Task to carry out →
Provide the records once more, identical to the original.

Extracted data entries

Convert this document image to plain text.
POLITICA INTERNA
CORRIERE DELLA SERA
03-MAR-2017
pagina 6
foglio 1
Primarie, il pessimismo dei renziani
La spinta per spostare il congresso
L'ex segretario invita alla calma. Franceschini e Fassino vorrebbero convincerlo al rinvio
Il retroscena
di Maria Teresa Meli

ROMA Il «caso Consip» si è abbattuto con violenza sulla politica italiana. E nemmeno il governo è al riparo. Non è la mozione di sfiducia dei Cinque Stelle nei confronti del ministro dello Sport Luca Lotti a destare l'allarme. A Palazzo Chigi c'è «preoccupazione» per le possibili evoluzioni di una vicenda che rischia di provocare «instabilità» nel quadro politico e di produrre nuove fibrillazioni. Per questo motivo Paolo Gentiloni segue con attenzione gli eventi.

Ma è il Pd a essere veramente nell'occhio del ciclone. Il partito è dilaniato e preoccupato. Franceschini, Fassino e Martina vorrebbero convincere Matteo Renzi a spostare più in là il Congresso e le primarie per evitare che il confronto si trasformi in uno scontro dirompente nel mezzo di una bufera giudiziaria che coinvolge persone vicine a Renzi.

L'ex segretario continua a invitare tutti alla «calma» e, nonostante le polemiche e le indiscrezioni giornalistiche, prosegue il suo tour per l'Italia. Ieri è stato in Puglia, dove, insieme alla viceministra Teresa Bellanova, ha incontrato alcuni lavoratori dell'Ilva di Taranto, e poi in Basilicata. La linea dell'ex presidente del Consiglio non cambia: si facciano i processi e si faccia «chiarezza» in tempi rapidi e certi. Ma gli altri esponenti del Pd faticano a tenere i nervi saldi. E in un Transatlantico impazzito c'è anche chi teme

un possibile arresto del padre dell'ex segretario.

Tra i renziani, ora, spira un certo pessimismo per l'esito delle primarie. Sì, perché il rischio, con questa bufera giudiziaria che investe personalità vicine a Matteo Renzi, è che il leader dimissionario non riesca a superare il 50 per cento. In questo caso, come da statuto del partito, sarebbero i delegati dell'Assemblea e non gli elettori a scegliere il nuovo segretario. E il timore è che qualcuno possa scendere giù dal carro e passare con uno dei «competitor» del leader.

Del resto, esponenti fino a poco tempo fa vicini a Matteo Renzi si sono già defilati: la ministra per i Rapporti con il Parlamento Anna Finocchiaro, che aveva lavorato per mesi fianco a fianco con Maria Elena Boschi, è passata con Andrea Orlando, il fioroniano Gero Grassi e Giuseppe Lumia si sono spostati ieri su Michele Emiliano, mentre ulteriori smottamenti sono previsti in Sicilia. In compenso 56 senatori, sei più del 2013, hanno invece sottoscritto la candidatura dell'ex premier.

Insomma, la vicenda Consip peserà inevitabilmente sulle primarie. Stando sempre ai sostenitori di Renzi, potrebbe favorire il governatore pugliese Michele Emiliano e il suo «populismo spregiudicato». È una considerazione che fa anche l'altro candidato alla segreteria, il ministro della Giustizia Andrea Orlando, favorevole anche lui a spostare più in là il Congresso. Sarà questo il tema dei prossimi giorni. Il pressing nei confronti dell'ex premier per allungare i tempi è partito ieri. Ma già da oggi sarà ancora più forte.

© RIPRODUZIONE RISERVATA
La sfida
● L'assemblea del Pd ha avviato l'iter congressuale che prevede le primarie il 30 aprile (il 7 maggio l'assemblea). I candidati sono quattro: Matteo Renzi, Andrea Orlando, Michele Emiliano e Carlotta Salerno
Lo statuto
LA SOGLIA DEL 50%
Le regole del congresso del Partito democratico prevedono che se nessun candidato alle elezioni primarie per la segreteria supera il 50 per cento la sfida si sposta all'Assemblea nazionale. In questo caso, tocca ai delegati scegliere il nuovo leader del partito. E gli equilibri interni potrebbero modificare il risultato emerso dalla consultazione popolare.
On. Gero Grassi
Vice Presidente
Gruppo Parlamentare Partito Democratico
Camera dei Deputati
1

Response to this exercise →
Convert this document image to plain text.
POLITICA INTERNA
CORRIERE DELLA SERA
03-MAR-2017
pagina 6
foglio 1
Primarie, il pessimismo dei renziani
La spinta per spostare il congresso
L'ex segretario invita alla calma. Franceschini e Fassino vorrebbero convincerlo al rinvio
Il retroscena
di Maria Teresa Meli

ROMA Il «caso Consip» si è abbattuto con violenza sulla politica italiana. E nemmeno il governo è al riparo. Non è la mozione di sfiducia dei Cinque Stelle nei confronti del ministro dello Sport Luca Lotti a destare l'allarme. A Palazzo Chigi c'è «preoccupazione» per le possibili evoluzioni di una vicenda che rischia di provocare «instabilità» nel quadro politico e di produrre nuove fibrillazioni. Per questo motivo Paolo Gentiloni segue con attenzione gli eventi.

Ma è il Pd a essere veramente nell'occhio del ciclone. Il partito è dilaniato e preoccupato. Franceschini, Fassino e Martina vorrebbero convincere Matteo Renzi a spostare più in là il Congresso e le primarie per evitare che il confronto si trasformi in uno scontro dirompente nel mezzo di una bufera giudiziaria che coinvolge persone vicine a Renzi.

L'ex segretario continua a invitare tutti alla «calma» e, nonostante le polemiche e le indiscrezioni giornalistiche, prosegue il suo tour per l'Italia. Ieri è stato in Puglia, dove, insieme alla viceministra Teresa Bellanova, ha incontrato alcuni lavoratori dell'Ilva di Taranto, e poi in Basilicata. La linea dell'ex presidente del Consiglio non cambia: si facciano i processi e si faccia «chiarezza» in tempi rapidi e certi. Ma gli altri esponenti del Pd faticano a tenere i nervi saldi. E in un Transatlantico impazzito c'è anche chi teme

un possibile arresto del padre dell'ex segretario.

Tra i renziani, ora, spira un certo pessimismo per l'esito delle primarie. Sì, perché il rischio, con questa bufera giudiziaria che investe personalità vicine a Matteo Renzi, è che il leader dimissionario non riesca a superare il 50 per cento. In questo caso, come da statuto del partito, sarebbero i delegati dell'Assemblea e non gli elettori a scegliere il nuovo segretario. E il timore è che qualcuno possa scendere giù dal carro e passare con uno dei «competitor» del leader.

Del resto, esponenti fino a poco tempo fa vicini a Matteo Renzi si sono già defilati: la ministra per i Rapporti con il Parlamento Anna Finocchiaro, che aveva lavorato per mesi fianco a fianco con Maria Elena Boschi, è passata con Andrea Orlando, il fioroniano Gero Grassi e Giuseppe Lumia si sono spostati ieri su Michele Emiliano, mentre ulteriori smottamenti sono previsti in Sicilia. In compenso 56 senatori, sei più del 2013, hanno invece sottoscritto la candidatura dell'ex premier.

Insomma, la vicenda Consip peserà inevitabilmente sulle primarie. Stando sempre ai sostenitori di Renzi, potrebbe favorire il governatore pugliese Michele Emiliano e il suo «populismo spregiudicato». È una considerazione che fa anche l'altro candidato alla segreteria, il ministro della Giustizia Andrea Orlando, favorevole anche lui a spostare più in là il Congresso. Sarà questo il tema dei prossimi giorni. Il pressing nei confronti dell'ex premier per allungare i tempi è partito ieri. Ma già da oggi sarà ancora più forte.

© RIPRODUZIONE RISERVATA
La sfida
● L'assemblea del Pd ha avviato l'iter congressuale che prevede le primarie il 30 aprile (il 7 maggio l'assemblea). I candidati sono quattro: Matteo Renzi, Andrea Orlando, Michele Emiliano e Carlotta Salerno
Lo statuto
LA SOGLIA DEL 50%
Le regole del congresso del Partito democratico prevedono che se nessun candidato alle elezioni primarie per la segreteria supera il 50 per cento la sfida si sposta all'Assemblea nazionale. In questo caso, tocca ai delegati scegliere il nuovo leader del partito. E gli equilibri interni potrebbero modificare il risultato emerso dalla consultazione popolare.
On. Gero Grassi
Vice Presidente
Gruppo Parlamentare Partito Democratico
Camera dei Deputati
1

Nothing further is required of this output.